▶ _Exercise instructions_
Copy out every line of the data where the word "Brandén" is found.

[Items from a data source]
= Beginning of Section =

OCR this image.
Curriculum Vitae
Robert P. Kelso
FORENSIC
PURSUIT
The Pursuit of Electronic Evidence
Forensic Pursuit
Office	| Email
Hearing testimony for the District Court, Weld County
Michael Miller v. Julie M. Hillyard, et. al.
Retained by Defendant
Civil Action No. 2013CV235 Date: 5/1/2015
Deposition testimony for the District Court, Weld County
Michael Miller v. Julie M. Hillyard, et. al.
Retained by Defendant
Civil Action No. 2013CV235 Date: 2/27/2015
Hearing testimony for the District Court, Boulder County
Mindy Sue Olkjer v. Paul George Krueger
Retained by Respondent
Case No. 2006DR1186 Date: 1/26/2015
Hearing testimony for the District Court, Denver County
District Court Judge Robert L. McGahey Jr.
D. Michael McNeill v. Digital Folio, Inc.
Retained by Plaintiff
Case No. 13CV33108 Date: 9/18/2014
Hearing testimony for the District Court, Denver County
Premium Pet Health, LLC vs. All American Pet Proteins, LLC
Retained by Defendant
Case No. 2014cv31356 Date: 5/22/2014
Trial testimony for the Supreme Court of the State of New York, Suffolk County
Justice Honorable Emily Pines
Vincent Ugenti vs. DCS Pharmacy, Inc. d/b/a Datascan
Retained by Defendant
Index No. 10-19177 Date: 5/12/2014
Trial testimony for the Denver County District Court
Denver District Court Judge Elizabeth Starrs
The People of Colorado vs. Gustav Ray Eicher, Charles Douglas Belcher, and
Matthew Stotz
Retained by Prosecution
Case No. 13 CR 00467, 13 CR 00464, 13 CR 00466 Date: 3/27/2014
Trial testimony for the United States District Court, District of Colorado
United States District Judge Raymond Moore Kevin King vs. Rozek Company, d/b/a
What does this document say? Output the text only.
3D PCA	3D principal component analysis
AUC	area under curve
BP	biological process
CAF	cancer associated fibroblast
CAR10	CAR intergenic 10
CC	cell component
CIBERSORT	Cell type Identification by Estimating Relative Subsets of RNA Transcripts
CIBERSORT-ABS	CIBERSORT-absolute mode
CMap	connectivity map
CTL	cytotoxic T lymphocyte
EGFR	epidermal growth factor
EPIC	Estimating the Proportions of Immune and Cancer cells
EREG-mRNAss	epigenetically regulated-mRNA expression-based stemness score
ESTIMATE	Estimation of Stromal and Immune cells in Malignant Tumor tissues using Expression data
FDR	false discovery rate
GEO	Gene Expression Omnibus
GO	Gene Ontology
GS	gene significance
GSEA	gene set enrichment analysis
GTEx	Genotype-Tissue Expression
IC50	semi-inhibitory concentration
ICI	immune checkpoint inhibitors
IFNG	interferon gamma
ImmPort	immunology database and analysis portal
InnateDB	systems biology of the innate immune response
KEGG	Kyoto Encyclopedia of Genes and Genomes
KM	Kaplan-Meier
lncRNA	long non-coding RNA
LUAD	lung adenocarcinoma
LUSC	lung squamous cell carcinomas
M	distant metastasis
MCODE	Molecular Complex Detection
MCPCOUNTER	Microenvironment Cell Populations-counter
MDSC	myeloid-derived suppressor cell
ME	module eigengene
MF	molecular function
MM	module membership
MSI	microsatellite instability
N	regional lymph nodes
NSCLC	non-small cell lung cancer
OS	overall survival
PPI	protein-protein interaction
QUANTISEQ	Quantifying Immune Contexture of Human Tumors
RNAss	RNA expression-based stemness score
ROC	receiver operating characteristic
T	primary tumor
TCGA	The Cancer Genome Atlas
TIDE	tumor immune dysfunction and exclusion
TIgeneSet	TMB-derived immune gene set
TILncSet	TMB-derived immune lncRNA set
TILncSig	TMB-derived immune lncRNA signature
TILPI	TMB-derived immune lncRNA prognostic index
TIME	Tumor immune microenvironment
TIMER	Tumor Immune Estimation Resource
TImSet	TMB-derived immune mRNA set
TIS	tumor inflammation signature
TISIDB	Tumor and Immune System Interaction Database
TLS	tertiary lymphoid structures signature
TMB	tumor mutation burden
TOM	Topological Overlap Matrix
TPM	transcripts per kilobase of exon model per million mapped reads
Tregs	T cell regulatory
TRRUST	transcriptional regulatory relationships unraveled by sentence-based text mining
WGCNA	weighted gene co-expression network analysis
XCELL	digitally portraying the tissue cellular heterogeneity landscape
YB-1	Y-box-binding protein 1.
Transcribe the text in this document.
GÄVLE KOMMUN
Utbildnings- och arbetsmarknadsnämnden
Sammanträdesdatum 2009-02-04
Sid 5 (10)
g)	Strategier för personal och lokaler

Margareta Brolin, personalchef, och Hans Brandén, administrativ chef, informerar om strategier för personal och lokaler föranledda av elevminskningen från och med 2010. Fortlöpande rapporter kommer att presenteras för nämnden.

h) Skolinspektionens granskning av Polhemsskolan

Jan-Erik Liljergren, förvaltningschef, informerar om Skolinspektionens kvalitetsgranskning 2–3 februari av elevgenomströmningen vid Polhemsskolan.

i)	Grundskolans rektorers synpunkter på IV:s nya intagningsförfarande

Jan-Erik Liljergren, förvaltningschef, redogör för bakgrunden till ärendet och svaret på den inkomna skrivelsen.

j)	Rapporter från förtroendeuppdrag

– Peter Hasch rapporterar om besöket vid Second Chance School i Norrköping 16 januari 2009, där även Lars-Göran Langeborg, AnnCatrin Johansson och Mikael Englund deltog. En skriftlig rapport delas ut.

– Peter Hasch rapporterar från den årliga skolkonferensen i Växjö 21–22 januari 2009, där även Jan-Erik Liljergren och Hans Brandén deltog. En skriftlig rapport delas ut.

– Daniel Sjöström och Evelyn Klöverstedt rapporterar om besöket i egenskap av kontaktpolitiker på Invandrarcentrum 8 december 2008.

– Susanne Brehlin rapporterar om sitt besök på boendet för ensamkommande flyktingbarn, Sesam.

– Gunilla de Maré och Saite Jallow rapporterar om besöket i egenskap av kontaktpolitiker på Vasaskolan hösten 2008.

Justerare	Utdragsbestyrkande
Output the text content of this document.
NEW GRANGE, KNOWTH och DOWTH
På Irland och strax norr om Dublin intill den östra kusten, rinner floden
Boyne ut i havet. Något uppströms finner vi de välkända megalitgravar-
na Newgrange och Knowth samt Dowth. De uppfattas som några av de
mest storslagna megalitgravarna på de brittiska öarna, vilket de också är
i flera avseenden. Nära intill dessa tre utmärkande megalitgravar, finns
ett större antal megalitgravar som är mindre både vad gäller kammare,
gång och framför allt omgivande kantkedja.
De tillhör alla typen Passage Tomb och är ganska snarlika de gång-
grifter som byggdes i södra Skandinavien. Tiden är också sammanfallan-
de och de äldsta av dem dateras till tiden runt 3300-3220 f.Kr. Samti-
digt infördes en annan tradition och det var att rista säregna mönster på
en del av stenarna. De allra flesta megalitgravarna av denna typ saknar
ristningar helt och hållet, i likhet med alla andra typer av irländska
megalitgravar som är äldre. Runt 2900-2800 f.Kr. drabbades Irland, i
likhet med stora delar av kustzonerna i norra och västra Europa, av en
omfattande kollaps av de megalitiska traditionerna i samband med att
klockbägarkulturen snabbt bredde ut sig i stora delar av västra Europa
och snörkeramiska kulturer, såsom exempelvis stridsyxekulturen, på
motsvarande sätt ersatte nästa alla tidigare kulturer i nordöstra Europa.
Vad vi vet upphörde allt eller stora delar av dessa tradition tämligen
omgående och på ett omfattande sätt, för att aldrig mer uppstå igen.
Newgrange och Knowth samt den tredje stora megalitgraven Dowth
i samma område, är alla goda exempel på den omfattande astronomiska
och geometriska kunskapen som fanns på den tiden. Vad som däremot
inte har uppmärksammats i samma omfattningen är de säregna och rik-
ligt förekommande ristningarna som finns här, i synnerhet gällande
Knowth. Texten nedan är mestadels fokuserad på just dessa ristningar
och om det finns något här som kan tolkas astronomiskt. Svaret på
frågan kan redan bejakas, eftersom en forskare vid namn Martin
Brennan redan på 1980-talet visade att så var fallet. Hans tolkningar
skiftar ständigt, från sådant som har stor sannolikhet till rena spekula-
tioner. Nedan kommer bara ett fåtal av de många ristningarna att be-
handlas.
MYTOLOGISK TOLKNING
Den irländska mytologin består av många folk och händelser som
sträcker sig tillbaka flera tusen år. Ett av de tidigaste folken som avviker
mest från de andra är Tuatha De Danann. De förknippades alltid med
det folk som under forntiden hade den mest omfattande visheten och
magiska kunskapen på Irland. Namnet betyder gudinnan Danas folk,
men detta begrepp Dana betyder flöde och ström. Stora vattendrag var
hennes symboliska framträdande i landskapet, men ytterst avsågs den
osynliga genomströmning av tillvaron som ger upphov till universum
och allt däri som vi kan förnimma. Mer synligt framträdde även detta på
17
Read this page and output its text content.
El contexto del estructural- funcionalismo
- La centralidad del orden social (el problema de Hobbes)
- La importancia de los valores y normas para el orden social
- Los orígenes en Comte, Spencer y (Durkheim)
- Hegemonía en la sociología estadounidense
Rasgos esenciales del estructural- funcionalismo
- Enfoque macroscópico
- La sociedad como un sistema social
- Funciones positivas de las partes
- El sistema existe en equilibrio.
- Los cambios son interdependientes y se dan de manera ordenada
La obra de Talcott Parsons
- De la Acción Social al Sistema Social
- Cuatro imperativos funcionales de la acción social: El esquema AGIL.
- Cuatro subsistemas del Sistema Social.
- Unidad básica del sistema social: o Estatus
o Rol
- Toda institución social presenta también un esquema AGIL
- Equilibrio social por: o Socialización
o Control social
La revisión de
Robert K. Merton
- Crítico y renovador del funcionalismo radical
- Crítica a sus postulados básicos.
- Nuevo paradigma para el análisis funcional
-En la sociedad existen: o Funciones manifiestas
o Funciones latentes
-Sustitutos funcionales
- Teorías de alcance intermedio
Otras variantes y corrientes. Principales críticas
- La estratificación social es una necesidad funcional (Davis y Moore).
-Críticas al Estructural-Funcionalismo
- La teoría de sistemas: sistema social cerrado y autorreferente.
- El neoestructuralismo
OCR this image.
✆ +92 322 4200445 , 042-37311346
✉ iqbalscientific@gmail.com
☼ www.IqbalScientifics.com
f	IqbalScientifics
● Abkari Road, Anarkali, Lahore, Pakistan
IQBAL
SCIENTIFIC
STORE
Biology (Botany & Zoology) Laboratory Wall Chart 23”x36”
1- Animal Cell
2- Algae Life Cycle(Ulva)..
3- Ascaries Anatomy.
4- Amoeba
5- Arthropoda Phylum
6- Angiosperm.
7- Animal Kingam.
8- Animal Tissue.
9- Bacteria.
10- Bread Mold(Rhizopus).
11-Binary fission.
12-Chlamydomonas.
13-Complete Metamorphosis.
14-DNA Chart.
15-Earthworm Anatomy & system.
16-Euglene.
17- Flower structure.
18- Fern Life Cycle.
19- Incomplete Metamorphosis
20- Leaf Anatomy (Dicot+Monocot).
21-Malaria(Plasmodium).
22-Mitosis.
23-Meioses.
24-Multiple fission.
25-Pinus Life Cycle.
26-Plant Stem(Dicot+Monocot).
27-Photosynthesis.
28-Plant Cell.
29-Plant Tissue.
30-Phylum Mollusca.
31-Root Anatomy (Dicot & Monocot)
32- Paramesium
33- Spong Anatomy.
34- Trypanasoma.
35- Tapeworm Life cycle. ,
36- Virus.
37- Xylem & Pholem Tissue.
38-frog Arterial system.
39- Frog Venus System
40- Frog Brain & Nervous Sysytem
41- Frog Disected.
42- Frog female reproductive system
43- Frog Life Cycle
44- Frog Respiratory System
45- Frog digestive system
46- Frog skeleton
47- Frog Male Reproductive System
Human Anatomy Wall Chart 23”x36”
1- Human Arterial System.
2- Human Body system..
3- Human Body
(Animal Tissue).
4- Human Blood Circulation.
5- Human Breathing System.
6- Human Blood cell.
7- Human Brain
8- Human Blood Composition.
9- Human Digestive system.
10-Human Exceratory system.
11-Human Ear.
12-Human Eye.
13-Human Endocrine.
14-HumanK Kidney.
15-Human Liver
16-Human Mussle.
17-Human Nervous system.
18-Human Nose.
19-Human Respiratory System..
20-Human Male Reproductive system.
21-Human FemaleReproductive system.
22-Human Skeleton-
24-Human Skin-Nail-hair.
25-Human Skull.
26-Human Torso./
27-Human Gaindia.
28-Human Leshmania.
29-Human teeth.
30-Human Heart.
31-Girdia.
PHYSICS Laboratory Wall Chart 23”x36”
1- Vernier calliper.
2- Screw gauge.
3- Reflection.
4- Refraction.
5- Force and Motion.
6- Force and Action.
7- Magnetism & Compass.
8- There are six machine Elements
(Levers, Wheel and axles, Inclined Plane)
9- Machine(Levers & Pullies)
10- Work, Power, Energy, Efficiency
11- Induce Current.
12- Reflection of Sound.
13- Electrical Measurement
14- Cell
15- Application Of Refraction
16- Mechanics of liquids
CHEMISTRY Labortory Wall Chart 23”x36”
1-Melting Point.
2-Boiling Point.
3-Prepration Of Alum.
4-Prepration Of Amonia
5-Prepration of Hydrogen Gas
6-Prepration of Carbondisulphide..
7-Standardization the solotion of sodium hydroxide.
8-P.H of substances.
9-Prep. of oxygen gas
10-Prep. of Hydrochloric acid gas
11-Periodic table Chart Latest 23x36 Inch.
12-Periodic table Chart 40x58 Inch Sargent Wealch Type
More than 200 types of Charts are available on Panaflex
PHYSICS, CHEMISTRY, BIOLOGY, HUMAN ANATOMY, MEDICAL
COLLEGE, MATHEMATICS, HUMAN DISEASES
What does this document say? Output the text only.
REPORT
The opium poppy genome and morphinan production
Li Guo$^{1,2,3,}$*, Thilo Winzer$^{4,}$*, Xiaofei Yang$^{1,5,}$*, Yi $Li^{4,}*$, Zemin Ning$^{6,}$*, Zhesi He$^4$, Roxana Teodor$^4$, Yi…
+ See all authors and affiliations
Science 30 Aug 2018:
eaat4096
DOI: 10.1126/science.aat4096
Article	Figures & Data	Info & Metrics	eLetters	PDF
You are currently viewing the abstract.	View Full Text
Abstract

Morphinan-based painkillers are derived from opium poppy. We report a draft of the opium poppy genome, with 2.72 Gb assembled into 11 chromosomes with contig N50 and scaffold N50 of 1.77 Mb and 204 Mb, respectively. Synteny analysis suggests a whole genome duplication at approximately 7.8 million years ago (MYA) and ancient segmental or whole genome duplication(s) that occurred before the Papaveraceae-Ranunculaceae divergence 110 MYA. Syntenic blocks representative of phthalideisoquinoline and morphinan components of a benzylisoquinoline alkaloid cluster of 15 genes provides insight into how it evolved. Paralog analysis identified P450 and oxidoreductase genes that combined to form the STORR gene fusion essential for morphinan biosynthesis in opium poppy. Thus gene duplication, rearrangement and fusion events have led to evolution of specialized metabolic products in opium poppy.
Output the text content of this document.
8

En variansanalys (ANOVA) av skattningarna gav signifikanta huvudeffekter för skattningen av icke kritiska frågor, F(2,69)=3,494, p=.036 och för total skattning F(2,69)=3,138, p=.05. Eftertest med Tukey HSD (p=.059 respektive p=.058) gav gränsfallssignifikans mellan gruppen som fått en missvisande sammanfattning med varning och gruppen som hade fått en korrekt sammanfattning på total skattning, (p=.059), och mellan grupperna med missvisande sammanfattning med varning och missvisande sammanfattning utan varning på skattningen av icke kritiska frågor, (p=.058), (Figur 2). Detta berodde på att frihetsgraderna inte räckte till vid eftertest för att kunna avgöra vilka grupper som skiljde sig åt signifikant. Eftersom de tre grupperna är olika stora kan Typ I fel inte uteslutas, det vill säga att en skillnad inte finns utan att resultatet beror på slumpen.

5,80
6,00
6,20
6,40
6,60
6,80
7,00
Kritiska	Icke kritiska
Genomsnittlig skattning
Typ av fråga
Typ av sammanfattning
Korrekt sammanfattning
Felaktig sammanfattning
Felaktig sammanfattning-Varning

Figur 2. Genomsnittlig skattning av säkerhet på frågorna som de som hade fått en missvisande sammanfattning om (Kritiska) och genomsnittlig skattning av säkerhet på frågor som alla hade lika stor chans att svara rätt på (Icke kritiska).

= End of Section =

▶ _Response_
Margareta Brolin, personalchef, och Hans Brandén, administrativ chef, informerar om strategier för personal och lokaler föranledda av elevminskningen från och med 2010. Fortlöpande rapporter kommer att presenteras för nämnden.
– Peter Hasch rapporterar från den årliga skolkonferensen i Växjö 21–22 januari 2009, där även Jan-Erik Liljergren och Hans Brandén deltog. En skriftlig rapport delas ut.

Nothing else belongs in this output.